*Problem details*:
Each line of the data that includes the string "juré" is to be copied out.

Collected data
--
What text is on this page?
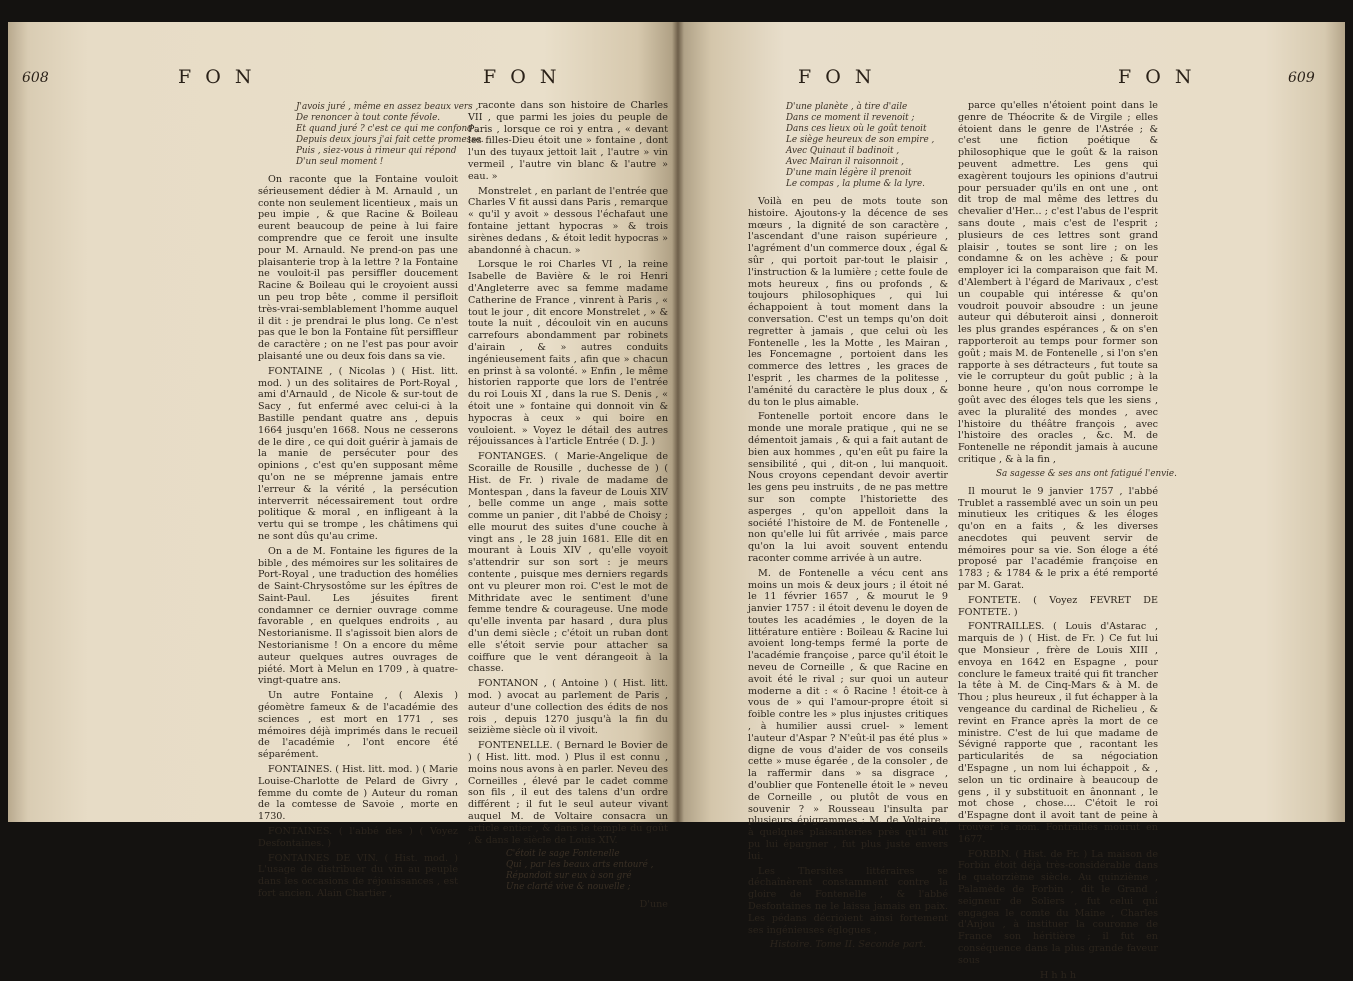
608	F O N	F O N
J'avois juré , même en assez beaux vers ,
De renoncer à tout conte févole.
Et quand juré ? c'est ce qui me confond ,
Depuis deux jours j'ai fait cette promesse.
Puis , siez-vous à rimeur qui répond
D'un seul moment !

On raconte que la Fontaine vouloit sérieusement dédier à M. Arnauld , un conte non seulement licentieux , mais un peu impie , & que Racine & Boileau eurent beaucoup de peine à lui faire comprendre que ce feroit une insulte pour M. Arnauld. Ne prend-on pas une plaisanterie trop à la lettre ? la Fontaine ne vouloit-il pas persiffler doucement Racine & Boileau qui le croyoient aussi un peu trop bête , comme il persifloit très-vrai-semblablement l'homme auquel il dit : je prendrai le plus long. Ce n'est pas que le bon la Fontaine fût persiffleur de caractère ; on ne l'est pas pour avoir plaisanté une ou deux fois dans sa vie.

FONTAINE , ( Nicolas ) ( Hist. litt. mod. ) un des solitaires de Port-Royal , ami d'Arnauld , de Nicole & sur-tout de Sacy , fut enfermé avec celui-ci à la Bastille pendant quatre ans , depuis 1664 jusqu'en 1668. Nous ne cesserons de le dire , ce qui doit guérir à jamais de la manie de persécuter pour des opinions , c'est qu'en supposant même qu'on ne se méprenne jamais entre l'erreur & la vérité , la persécution interverrit nécessairement tout ordre politique & moral , en infligeant à la vertu qui se trompe , les châtimens qui ne sont dûs qu'au crime.

On a de M. Fontaine les figures de la bible , des mémoires sur les solitaires de Port-Royal , une traduction des homélies de Saint-Chrysostôme sur les épîtres de Saint-Paul. Les jésuites firent condamner ce dernier ouvrage comme favorable , en quelques endroits , au Nestorianisme. Il s'agissoit bien alors de Nestorianisme ! On a encore du même auteur quelques autres ouvrages de piété. Mort à Melun en 1709 , à quatre-vingt-quatre ans.

Un autre Fontaine , ( Alexis ) géomètre fameux & de l'académie des sciences , est mort en 1771 , ses mémoires déjà imprimés dans le recueil de l'académie , l'ont encore été séparément.

FONTAINES. ( Hist. litt. mod. ) ( Marie Louise-Charlotte de Pelard de Givry , femme du comte de ) Auteur du roman de la comtesse de Savoie , morte en 1730.

FONTAINES. ( l'abbé des ) ( Voyez Desfontaines. )

FONTAINES DE VIN. ( Hist. mod. ) L'usage de distribuer du vin au peuple dans les occasions de réjouissances , est fort ancien. Alain Chartier ,

raconte dans son histoire de Charles VII , que parmi les joies du peuple de Paris , lorsque ce roi y entra , « devant les filles-Dieu étoit une » fontaine , dont l'un des tuyaux jettoit lait , l'autre » vin vermeil , l'autre vin blanc & l'autre » eau. »

Monstrelet , en parlant de l'entrée que Charles V fit aussi dans Paris , remarque « qu'il y avoit » dessous l'échafaut une fontaine jettant hypocras » & trois sirènes dedans , & étoit ledit hypocras » abandonné à chacun. »

Lorsque le roi Charles VI , la reine Isabelle de Bavière & le roi Henri d'Angleterre avec sa femme madame Catherine de France , vinrent à Paris , « tout le jour , dit encore Monstrelet , » & toute la nuit , découloit vin en aucuns carrefours abondamment par robinets d'airain , & » autres conduits ingénieusement faits , afin que » chacun en prinst à sa volonté. » Enfin , le même historien rapporte que lors de l'entrée du roi Louis XI , dans la rue S. Denis , « étoit une » fontaine qui donnoit vin & hypocras à ceux » qui boire en vouloient. » Voyez le détail des autres réjouissances à l'article Entrée ( D. J. )

FONTANGES. ( Marie-Angelique de Scoraille de Rousille , duchesse de ) ( Hist. de Fr. ) rivale de madame de Montespan , dans la faveur de Louis XIV , belle comme un ange , mais sotte comme un panier , dit l'abbé de Choisy ; elle mourut des suites d'une couche à vingt ans , le 28 juin 1681. Elle dit en mourant à Louis XIV , qu'elle voyoit s'attendrir sur son sort : je meurs contente , puisque mes derniers regards ont vu pleurer mon roi. C'est le mot de Mithridate avec le sentiment d'une femme tendre & courageuse. Une mode qu'elle inventa par hasard , dura plus d'un demi siècle ; c'étoit un ruban dont elle s'étoit servie pour attacher sa coiffure que le vent dérangeoit à la chasse.

FONTANON , ( Antoine ) ( Hist. litt. mod. ) avocat au parlement de Paris , auteur d'une collection des édits de nos rois , depuis 1270 jusqu'à la fin du seizième siècle où il vivoit.

FONTENELLE. ( Bernard le Bovier de ) ( Hist. litt. mod. ) Plus il est connu , moins nous avons à en parler. Neveu des Corneilles , élevé par le cadet comme son fils , il eut des talens d'un ordre différent ; il fut le seul auteur vivant auquel M. de Voltaire consacra un article entier , & dans le temple du goût , & dans le siècle de Louis XIV.

C'étoit le sage Fontenelle
Qui , par les beaux arts entouré ,
Répandoit sur eux à son gré
Une clarté vive & nouvelle ;
D'une
F O N	F O N	609
D'une planète , à tire d'aile
Dans ce moment il revenoit ;
Dans ces lieux où le goût tenoit
Le siège heureux de son empire ,
Avec Quinaut il badinoit ,
Avec Mairan il raisonnoit ,
D'une main légère il prenoit
Le compas , la plume & la lyre.

Voilà en peu de mots toute son histoire. Ajoutons-y la décence de ses mœurs , la dignité de son caractère , l'ascendant d'une raison supérieure , l'agrément d'un commerce doux , égal & sûr , qui portoit par-tout le plaisir , l'instruction & la lumière ; cette foule de mots heureux , fins ou profonds , & toujours philosophiques , qui lui échappoient à tout moment dans la conversation. C'est un temps qu'on doit regretter à jamais , que celui où les Fontenelle , les la Motte , les Mairan , les Foncemagne , portoient dans les commerce des lettres , les graces de l'esprit , les charmes de la politesse , l'aménité du caractère le plus doux , & du ton le plus aimable.

Fontenelle portoit encore dans le monde une morale pratique , qui ne se démentoit jamais , & qui a fait autant de bien aux hommes , qu'en eût pu faire la sensibilité , qui , dit-on , lui manquoit. Nous croyons cependant devoir avertir les gens peu instruits , de ne pas mettre sur son compte l'historiette des asperges , qu'on appelloit dans la société l'histoire de M. de Fontenelle , non qu'elle lui fût arrivée , mais parce qu'on la lui avoit souvent entendu raconter comme arrivée à un autre.

M. de Fontenelle a vécu cent ans moins un mois & deux jours ; il étoit né le 11 février 1657 , & mourut le 9 janvier 1757 : il étoit devenu le doyen de toutes les académies , le doyen de la littérature entière : Boileau & Racine lui avoient long-temps fermé la porte de l'académie françoise , parce qu'il étoit le neveu de Corneille , & que Racine en avoit été le rival ; sur quoi un auteur moderne a dit : « ô Racine ! étoit-ce à vous de » qui l'amour-propre étoit si foible contre les » plus injustes critiques , à humilier aussi cruel- » lement l'auteur d'Aspar ? N'eût-il pas été plus » digne de vous d'aider de vos conseils cette » muse égarée , de la consoler , de la raffermir dans » sa disgrace , d'oublier que Fontenelle étoit le » neveu de Corneille , ou plutôt de vous en souvenir ? » Rousseau l'insulta par plusieurs épigrammes ; M. de Voltaire , à quelques plaisanteries près qu'il eût pu lui épargner , fut plus juste envers lui.

Les Thersites littéraires se déchaînèrent constamment contre la gloire de Fontenelle , & l'abbé Desfontaines ne le laissa jamais en paix. Les pédans décrioient ainsi fortement ses ingénieuses églogues ,

Histoire. Tome II. Seconde part.

parce qu'elles n'étoient point dans le genre de Théocrite & de Virgile ; elles étoient dans le genre de l'Astrée ; & c'est une fiction poétique & philosophique que le goût & la raison peuvent admettre. Les gens qui exagèrent toujours les opinions d'autrui pour persuader qu'ils en ont une , ont dit trop de mal même des lettres du chevalier d'Her... ; c'est l'abus de l'esprit sans doute , mais c'est de l'esprit ; plusieurs de ces lettres sont grand plaisir , toutes se sont lire ; on les condamne & on les achève ; & pour employer ici la comparaison que fait M. d'Alembert à l'égard de Marivaux , c'est un coupable qui intéresse & qu'on voudroit pouvoir absoudre : un jeune auteur qui débuteroit ainsi , donneroit les plus grandes espérances , & on s'en rapporteroit au temps pour former son goût ; mais M. de Fontenelle , si l'on s'en rapporte à ses détracteurs , fut toute sa vie le corrupteur du goût public ; à la bonne heure , qu'on nous corrompe le goût avec des éloges tels que les siens , avec la pluralité des mondes , avec l'histoire du théâtre françois , avec l'histoire des oracles , &c. M. de Fontenelle ne répondit jamais à aucune critique , & à la fin ,

Sa sagesse & ses ans ont fatigué l'envie.

Il mourut le 9 janvier 1757 , l'abbé Trublet a rassemblé avec un soin un peu minutieux les critiques & les éloges qu'on en a faits , & les diverses anecdotes qui peuvent servir de mémoires pour sa vie. Son éloge a été proposé par l'académie françoise en 1783 ; & 1784 & le prix a été remporté par M. Garat.

FONTETE. ( Voyez FEVRET DE FONTETE. )

FONTRAILLES. ( Louis d'Astarac , marquis de ) ( Hist. de Fr. ) Ce fut lui que Monsieur , frère de Louis XIII , envoya en 1642 en Espagne , pour conclure le fameux traité qui fit trancher la tête à M. de Cinq-Mars & à M. de Thou ; plus heureux , il fut échapper à la vengeance du cardinal de Richelieu , & revint en France après la mort de ce ministre. C'est de lui que madame de Sévigné rapporte que , racontant les particularités de sa négociation d'Espagne , un nom lui échappoit , & , selon un tic ordinaire à beaucoup de gens , il y substituoit en ânonnant , le mot chose , chose.... C'étoit le roi d'Espagne dont il avoit tant de peine à trouver le nom. Fontrailles mourut en 1677.

FORBIN. ( Hist. de Fr. ) La maison de Forbin étoit déjà très-considérable dans le quatorzième siècle. Au quinzième , Palamède de Forbin , dit le Grand , seigneur de Soliers , fut celui qui engagea le comte du Maine , Charles d'Anjou , à instituer la couronne de France son héritière ; il fut en conséquence dans la plus grande faveur sous

H h h h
--
*Completed task*:
J'avois juré , même en assez beaux vers ,
Et quand juré ? c'est ce qui me confond ,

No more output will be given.